→ What you have to do
Each line that holds the word "articles" counts once; report how many lines do so and nothing else.

→ Entries shown
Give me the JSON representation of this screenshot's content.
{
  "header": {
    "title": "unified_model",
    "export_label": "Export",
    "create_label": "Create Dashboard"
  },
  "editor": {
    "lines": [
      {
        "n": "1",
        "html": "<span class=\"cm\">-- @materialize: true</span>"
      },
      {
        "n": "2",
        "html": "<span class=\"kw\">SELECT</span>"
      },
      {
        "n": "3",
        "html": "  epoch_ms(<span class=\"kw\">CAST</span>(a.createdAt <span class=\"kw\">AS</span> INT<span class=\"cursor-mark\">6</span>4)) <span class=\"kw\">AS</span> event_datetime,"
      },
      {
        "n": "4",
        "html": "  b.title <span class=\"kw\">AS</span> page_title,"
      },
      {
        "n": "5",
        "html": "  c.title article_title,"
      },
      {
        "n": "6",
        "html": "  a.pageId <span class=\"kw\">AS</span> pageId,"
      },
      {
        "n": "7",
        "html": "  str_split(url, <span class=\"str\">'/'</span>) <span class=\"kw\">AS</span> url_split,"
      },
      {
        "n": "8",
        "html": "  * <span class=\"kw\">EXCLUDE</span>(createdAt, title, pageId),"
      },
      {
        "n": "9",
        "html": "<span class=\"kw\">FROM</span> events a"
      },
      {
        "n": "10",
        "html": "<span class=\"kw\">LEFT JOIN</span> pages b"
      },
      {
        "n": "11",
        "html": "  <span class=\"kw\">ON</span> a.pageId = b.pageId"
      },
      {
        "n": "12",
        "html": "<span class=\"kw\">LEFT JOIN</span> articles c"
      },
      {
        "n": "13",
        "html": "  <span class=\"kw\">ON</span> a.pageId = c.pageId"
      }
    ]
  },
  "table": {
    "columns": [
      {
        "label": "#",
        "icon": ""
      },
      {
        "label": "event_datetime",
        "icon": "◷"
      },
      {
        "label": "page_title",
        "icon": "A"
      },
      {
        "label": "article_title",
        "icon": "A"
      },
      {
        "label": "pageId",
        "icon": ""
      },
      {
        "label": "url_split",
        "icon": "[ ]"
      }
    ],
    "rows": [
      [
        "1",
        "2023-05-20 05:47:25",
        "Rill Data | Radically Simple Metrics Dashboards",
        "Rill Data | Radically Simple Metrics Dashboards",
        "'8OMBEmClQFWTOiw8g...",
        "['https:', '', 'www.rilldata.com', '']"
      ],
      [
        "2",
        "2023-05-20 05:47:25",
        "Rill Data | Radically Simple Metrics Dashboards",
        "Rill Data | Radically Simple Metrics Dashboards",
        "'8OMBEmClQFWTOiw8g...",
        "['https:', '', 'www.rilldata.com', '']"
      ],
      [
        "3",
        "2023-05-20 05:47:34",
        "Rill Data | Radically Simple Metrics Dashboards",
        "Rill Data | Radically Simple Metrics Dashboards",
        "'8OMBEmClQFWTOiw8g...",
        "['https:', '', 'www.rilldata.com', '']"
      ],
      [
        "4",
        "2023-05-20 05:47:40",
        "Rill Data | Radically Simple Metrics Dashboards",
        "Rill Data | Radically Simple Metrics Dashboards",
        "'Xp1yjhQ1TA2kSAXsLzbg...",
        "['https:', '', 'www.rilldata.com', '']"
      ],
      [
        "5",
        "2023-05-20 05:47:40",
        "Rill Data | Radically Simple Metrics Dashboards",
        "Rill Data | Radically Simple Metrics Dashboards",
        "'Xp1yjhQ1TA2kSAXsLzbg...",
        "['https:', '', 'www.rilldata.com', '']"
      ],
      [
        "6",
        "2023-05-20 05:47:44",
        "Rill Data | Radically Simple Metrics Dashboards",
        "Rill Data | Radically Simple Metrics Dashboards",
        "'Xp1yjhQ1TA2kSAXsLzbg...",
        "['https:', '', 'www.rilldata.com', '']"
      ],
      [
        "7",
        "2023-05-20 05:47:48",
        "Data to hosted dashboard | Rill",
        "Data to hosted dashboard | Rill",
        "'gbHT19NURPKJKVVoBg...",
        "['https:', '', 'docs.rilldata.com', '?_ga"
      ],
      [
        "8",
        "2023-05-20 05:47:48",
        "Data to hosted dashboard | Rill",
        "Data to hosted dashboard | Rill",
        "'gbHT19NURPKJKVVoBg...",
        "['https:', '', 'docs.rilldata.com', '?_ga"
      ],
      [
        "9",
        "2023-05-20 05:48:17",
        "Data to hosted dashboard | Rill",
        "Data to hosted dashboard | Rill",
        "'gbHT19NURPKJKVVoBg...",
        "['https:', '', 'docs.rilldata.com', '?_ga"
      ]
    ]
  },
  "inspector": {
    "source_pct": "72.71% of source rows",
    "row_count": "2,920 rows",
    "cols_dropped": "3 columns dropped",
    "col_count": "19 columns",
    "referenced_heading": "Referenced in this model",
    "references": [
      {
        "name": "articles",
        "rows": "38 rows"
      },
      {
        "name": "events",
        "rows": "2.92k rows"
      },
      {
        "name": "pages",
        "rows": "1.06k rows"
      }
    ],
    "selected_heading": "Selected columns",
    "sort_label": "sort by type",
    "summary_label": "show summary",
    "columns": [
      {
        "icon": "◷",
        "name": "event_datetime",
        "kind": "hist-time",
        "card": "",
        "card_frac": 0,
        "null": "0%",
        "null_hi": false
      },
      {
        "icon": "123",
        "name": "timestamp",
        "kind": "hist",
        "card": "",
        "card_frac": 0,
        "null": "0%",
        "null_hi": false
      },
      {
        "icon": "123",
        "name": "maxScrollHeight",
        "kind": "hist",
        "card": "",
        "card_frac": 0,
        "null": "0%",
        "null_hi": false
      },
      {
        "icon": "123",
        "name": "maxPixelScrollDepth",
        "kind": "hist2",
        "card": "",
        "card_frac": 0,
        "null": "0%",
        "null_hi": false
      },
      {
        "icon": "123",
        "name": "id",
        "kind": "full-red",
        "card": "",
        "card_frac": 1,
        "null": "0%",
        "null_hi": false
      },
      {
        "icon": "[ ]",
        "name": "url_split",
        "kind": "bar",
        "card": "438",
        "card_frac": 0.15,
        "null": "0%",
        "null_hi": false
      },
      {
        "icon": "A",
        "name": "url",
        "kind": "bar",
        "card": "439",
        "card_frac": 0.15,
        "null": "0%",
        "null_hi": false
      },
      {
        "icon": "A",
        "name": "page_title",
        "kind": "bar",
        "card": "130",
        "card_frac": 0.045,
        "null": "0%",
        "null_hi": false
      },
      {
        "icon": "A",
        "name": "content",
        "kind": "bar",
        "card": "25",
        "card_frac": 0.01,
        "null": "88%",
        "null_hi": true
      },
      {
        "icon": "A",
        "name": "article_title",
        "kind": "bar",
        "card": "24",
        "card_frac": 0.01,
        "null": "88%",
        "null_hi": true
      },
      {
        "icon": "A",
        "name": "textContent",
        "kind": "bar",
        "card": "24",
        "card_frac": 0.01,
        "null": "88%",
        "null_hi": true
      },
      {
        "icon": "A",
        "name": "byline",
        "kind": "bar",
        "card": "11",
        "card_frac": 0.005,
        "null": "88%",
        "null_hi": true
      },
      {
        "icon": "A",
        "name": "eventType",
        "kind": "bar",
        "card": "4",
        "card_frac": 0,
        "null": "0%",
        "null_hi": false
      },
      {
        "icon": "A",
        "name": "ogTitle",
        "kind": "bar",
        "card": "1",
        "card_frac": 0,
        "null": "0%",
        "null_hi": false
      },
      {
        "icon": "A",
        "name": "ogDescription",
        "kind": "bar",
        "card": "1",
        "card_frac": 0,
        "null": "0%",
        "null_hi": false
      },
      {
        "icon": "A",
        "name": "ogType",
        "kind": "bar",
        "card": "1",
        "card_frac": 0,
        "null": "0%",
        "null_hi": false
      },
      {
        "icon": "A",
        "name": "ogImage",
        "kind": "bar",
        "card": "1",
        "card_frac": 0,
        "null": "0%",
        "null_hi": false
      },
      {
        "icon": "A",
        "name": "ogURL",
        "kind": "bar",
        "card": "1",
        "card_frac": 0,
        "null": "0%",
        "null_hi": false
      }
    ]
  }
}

→ Answer to the exercise
2